- **REQUIREMENT**
Write out the data below in full. Keep it exact.

- **GIVEN INFORMATION**

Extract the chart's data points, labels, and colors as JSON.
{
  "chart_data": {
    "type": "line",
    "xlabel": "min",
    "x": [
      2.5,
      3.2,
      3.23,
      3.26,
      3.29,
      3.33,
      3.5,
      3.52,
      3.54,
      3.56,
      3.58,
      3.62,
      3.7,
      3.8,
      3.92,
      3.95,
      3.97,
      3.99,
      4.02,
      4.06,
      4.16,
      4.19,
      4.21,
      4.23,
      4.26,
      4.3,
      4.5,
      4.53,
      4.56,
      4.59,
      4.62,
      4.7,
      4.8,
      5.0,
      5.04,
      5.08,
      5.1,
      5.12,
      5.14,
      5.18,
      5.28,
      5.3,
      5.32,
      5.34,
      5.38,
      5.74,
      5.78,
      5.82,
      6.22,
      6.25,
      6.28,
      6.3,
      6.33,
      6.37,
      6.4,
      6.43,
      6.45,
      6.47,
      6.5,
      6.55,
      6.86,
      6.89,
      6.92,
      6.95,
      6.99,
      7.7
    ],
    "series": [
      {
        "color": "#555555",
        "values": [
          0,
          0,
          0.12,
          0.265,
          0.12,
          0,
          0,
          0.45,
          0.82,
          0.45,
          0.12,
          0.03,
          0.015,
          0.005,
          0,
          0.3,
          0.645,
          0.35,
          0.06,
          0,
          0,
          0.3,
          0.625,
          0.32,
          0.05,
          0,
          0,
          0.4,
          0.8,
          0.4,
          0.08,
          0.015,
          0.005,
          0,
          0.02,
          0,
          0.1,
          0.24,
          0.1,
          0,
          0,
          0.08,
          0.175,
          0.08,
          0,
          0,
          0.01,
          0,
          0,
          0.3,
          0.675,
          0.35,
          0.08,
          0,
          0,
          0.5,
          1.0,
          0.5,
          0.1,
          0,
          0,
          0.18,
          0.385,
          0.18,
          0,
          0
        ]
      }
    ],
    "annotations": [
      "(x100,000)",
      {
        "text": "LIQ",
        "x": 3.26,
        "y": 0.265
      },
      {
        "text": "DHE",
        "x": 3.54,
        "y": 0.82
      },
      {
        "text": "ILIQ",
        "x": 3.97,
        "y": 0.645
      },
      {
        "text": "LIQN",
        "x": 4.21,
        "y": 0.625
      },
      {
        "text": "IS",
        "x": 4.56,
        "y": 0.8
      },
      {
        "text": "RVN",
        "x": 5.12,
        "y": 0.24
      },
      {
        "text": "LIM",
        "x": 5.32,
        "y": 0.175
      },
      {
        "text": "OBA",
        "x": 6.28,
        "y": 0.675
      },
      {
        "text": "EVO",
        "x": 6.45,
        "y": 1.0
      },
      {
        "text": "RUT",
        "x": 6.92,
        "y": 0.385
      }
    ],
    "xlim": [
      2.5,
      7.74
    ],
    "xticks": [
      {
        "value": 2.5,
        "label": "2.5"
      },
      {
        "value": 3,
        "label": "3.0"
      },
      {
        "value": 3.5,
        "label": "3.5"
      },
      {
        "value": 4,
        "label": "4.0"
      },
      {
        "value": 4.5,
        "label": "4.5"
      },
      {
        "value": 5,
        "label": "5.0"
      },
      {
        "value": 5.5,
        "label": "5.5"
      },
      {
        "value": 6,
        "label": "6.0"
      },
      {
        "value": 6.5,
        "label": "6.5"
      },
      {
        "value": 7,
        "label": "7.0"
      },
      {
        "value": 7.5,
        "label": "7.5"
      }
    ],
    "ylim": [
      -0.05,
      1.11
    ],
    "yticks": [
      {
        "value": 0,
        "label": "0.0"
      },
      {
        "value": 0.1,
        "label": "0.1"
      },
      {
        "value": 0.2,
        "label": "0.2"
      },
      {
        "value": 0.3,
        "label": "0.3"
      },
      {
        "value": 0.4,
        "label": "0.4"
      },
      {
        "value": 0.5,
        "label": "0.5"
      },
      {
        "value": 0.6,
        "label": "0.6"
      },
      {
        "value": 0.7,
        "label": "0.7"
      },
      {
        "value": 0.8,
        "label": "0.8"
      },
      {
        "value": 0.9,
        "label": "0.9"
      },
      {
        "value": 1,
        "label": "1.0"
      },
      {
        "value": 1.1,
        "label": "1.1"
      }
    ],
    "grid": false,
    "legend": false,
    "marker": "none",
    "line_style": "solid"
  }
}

- **EXERCISE OUTPUT**
Extract the chart's data points, labels, and colors as JSON.
{
  "chart_data": {
    "type": "line",
    "xlabel": "min",
    "x": [
      2.5,
      3.2,
      3.23,
      3.26,
      3.29,
      3.33,
      3.5,
      3.52,
      3.54,
      3.56,
      3.58,
      3.62,
      3.7,
      3.8,
      3.92,
      3.95,
      3.97,
      3.99,
      4.02,
      4.06,
      4.16,
      4.19,
      4.21,
      4.23,
      4.26,
      4.3,
      4.5,
      4.53,
      4.56,
      4.59,
      4.62,
      4.7,
      4.8,
      5.0,
      5.04,
      5.08,
      5.1,
      5.12,
      5.14,
      5.18,
      5.28,
      5.3,
      5.32,
      5.34,
      5.38,
      5.74,
      5.78,
      5.82,
      6.22,
      6.25,
      6.28,
      6.3,
      6.33,
      6.37,
      6.4,
      6.43,
      6.45,
      6.47,
      6.5,
      6.55,
      6.86,
      6.89,
      6.92,
      6.95,
      6.99,
      7.7
    ],
    "series": [
      {
        "color": "#555555",
        "values": [
          0,
          0,
          0.12,
          0.265,
          0.12,
          0,
          0,
          0.45,
          0.82,
          0.45,
          0.12,
          0.03,
          0.015,
          0.005,
          0,
          0.3,
          0.645,
          0.35,
          0.06,
          0,
          0,
          0.3,
          0.625,
          0.32,
          0.05,
          0,
          0,
          0.4,
          0.8,
          0.4,
          0.08,
          0.015,
          0.005,
          0,
          0.02,
          0,
          0.1,
          0.24,
          0.1,
          0,
          0,
          0.08,
          0.175,
          0.08,
          0,
          0,
          0.01,
          0,
          0,
          0.3,
          0.675,
          0.35,
          0.08,
          0,
          0,
          0.5,
          1.0,
          0.5,
          0.1,
          0,
          0,
          0.18,
          0.385,
          0.18,
          0,
          0
        ]
      }
    ],
    "annotations": [
      "(x100,000)",
      {
        "text": "LIQ",
        "x": 3.26,
        "y": 0.265
      },
      {
        "text": "DHE",
        "x": 3.54,
        "y": 0.82
      },
      {
        "text": "ILIQ",
        "x": 3.97,
        "y": 0.645
      },
      {
        "text": "LIQN",
        "x": 4.21,
        "y": 0.625
      },
      {
        "text": "IS",
        "x": 4.56,
        "y": 0.8
      },
      {
        "text": "RVN",
        "x": 5.12,
        "y": 0.24
      },
      {
        "text": "LIM",
        "x": 5.32,
        "y": 0.175
      },
      {
        "text": "OBA",
        "x": 6.28,
        "y": 0.675
      },
      {
        "text": "EVO",
        "x": 6.45,
        "y": 1.0
      },
      {
        "text": "RUT",
        "x": 6.92,
        "y": 0.385
      }
    ],
    "xlim": [
      2.5,
      7.74
    ],
    "xticks": [
      {
        "value": 2.5,
        "label": "2.5"
      },
      {
        "value": 3,
        "label": "3.0"
      },
      {
        "value": 3.5,
        "label": "3.5"
      },
      {
        "value": 4,
        "label": "4.0"
      },
      {
        "value": 4.5,
        "label": "4.5"
      },
      {
        "value": 5,
        "label": "5.0"
      },
      {
        "value": 5.5,
        "label": "5.5"
      },
      {
        "value": 6,
        "label": "6.0"
      },
      {
        "value": 6.5,
        "label": "6.5"
      },
      {
        "value": 7,
        "label": "7.0"
      },
      {
        "value": 7.5,
        "label": "7.5"
      }
    ],
    "ylim": [
      -0.05,
      1.11
    ],
    "yticks": [
      {
        "value": 0,
        "label": "0.0"
      },
      {
        "value": 0.1,
        "label": "0.1"
      },
      {
        "value": 0.2,
        "label": "0.2"
      },
      {
        "value": 0.3,
        "label": "0.3"
      },
      {
        "value": 0.4,
        "label": "0.4"
      },
      {
        "value": 0.5,
        "label": "0.5"
      },
      {
        "value": 0.6,
        "label": "0.6"
      },
      {
        "value": 0.7,
        "label": "0.7"
      },
      {
        "value": 0.8,
        "label": "0.8"
      },
      {
        "value": 0.9,
        "label": "0.9"
      },
      {
        "value": 1,
        "label": "1.0"
      },
      {
        "value": 1.1,
        "label": "1.1"
      }
    ],
    "grid": false,
    "legend": false,
    "marker": "none",
    "line_style": "solid"
  }
}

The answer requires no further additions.